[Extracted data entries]
※
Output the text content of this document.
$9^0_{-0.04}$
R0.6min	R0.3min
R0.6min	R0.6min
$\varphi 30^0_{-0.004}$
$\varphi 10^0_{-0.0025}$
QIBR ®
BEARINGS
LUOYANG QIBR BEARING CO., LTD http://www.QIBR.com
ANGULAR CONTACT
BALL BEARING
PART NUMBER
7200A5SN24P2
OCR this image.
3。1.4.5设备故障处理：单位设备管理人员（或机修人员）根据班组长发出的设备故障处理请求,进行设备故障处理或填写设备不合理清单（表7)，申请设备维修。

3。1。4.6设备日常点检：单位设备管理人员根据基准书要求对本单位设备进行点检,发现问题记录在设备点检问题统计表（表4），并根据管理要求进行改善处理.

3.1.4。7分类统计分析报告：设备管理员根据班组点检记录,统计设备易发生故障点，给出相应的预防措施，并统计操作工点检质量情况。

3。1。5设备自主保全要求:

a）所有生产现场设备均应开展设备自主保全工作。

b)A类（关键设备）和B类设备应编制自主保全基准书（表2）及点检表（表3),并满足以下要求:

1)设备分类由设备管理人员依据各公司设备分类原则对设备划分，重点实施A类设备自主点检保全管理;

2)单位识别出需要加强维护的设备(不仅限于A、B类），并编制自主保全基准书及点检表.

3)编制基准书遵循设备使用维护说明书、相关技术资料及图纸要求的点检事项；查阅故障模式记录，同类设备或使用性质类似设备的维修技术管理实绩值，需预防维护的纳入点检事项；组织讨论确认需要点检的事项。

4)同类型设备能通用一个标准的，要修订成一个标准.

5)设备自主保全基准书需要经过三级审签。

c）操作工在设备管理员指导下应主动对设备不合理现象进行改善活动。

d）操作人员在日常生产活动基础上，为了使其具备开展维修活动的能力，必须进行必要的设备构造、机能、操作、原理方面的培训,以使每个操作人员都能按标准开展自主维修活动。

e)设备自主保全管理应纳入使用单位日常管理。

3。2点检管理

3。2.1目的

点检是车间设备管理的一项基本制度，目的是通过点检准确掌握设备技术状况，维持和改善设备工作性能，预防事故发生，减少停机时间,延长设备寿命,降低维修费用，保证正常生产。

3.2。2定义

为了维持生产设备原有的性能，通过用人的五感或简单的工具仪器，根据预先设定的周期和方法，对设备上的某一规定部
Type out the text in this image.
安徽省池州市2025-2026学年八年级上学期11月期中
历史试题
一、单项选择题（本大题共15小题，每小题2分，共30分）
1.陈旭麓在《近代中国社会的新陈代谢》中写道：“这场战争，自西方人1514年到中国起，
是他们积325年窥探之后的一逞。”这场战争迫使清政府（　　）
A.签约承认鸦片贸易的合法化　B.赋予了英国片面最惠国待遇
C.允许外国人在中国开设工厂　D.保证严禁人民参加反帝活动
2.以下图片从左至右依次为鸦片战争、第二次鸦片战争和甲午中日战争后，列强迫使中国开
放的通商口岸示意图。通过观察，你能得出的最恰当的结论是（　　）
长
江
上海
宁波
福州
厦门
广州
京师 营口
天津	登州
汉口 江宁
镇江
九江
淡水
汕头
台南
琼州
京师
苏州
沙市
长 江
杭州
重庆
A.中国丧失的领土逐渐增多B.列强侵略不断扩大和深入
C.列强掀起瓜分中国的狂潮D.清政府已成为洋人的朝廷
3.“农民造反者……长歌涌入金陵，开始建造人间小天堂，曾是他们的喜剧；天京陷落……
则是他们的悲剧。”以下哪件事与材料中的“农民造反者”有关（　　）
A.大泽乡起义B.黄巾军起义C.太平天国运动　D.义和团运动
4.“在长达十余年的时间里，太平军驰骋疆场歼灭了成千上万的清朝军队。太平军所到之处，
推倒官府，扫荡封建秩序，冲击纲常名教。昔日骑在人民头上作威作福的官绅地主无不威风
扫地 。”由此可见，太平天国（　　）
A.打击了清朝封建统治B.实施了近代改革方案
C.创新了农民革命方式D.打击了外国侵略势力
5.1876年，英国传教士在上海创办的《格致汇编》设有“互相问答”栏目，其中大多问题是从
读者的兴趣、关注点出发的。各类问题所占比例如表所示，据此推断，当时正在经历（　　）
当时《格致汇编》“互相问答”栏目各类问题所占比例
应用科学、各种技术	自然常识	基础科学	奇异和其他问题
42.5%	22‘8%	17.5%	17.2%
※
▸ **WHAT IS REQUIRED**:
Return the listing above in full, character for character.

▸ **RESULT FOR THIS EXERCISE**:
Output the text content of this document.
$9^0_{-0.04}$
R0.6min	R0.3min
R0.6min	R0.6min
$\varphi 30^0_{-0.004}$
$\varphi 10^0_{-0.0025}$
QIBR ®
BEARINGS
LUOYANG QIBR BEARING CO., LTD http://www.QIBR.com
ANGULAR CONTACT
BALL BEARING
PART NUMBER
7200A5SN24P2
OCR this image.
3。1.4.5设备故障处理：单位设备管理人员（或机修人员）根据班组长发出的设备故障处理请求,进行设备故障处理或填写设备不合理清单（表7)，申请设备维修。

3。1。4.6设备日常点检：单位设备管理人员根据基准书要求对本单位设备进行点检,发现问题记录在设备点检问题统计表（表4），并根据管理要求进行改善处理.

3.1.4。7分类统计分析报告：设备管理员根据班组点检记录,统计设备易发生故障点，给出相应的预防措施，并统计操作工点检质量情况。

3。1。5设备自主保全要求:

a）所有生产现场设备均应开展设备自主保全工作。

b)A类（关键设备）和B类设备应编制自主保全基准书（表2）及点检表（表3),并满足以下要求:

1)设备分类由设备管理人员依据各公司设备分类原则对设备划分，重点实施A类设备自主点检保全管理;

2)单位识别出需要加强维护的设备(不仅限于A、B类），并编制自主保全基准书及点检表.

3)编制基准书遵循设备使用维护说明书、相关技术资料及图纸要求的点检事项；查阅故障模式记录，同类设备或使用性质类似设备的维修技术管理实绩值，需预防维护的纳入点检事项；组织讨论确认需要点检的事项。

4)同类型设备能通用一个标准的，要修订成一个标准.

5)设备自主保全基准书需要经过三级审签。

c）操作工在设备管理员指导下应主动对设备不合理现象进行改善活动。

d）操作人员在日常生产活动基础上，为了使其具备开展维修活动的能力，必须进行必要的设备构造、机能、操作、原理方面的培训,以使每个操作人员都能按标准开展自主维修活动。

e)设备自主保全管理应纳入使用单位日常管理。

3。2点检管理

3。2.1目的

点检是车间设备管理的一项基本制度，目的是通过点检准确掌握设备技术状况，维持和改善设备工作性能，预防事故发生，减少停机时间,延长设备寿命,降低维修费用，保证正常生产。

3.2。2定义

为了维持生产设备原有的性能，通过用人的五感或简单的工具仪器，根据预先设定的周期和方法，对设备上的某一规定部
Type out the text in this image.
安徽省池州市2025-2026学年八年级上学期11月期中
历史试题
一、单项选择题（本大题共15小题，每小题2分，共30分）
1.陈旭麓在《近代中国社会的新陈代谢》中写道：“这场战争，自西方人1514年到中国起，
是他们积325年窥探之后的一逞。”这场战争迫使清政府（　　）
A.签约承认鸦片贸易的合法化　B.赋予了英国片面最惠国待遇
C.允许外国人在中国开设工厂　D.保证严禁人民参加反帝活动
2.以下图片从左至右依次为鸦片战争、第二次鸦片战争和甲午中日战争后，列强迫使中国开
放的通商口岸示意图。通过观察，你能得出的最恰当的结论是（　　）
长
江
上海
宁波
福州
厦门
广州
京师 营口
天津	登州
汉口 江宁
镇江
九江
淡水
汕头
台南
琼州
京师
苏州
沙市
长 江
杭州
重庆
A.中国丧失的领土逐渐增多B.列强侵略不断扩大和深入
C.列强掀起瓜分中国的狂潮D.清政府已成为洋人的朝廷
3.“农民造反者……长歌涌入金陵，开始建造人间小天堂，曾是他们的喜剧；天京陷落……
则是他们的悲剧。”以下哪件事与材料中的“农民造反者”有关（　　）
A.大泽乡起义B.黄巾军起义C.太平天国运动　D.义和团运动
4.“在长达十余年的时间里，太平军驰骋疆场歼灭了成千上万的清朝军队。太平军所到之处，
推倒官府，扫荡封建秩序，冲击纲常名教。昔日骑在人民头上作威作福的官绅地主无不威风
扫地 。”由此可见，太平天国（　　）
A.打击了清朝封建统治B.实施了近代改革方案
C.创新了农民革命方式D.打击了外国侵略势力
5.1876年，英国传教士在上海创办的《格致汇编》设有“互相问答”栏目，其中大多问题是从
读者的兴趣、关注点出发的。各类问题所占比例如表所示，据此推断，当时正在经历（　　）
当时《格致汇编》“互相问答”栏目各类问题所占比例
应用科学、各种技术	自然常识	基础科学	奇异和其他问题
42.5%	22‘8%	17.5%	17.2%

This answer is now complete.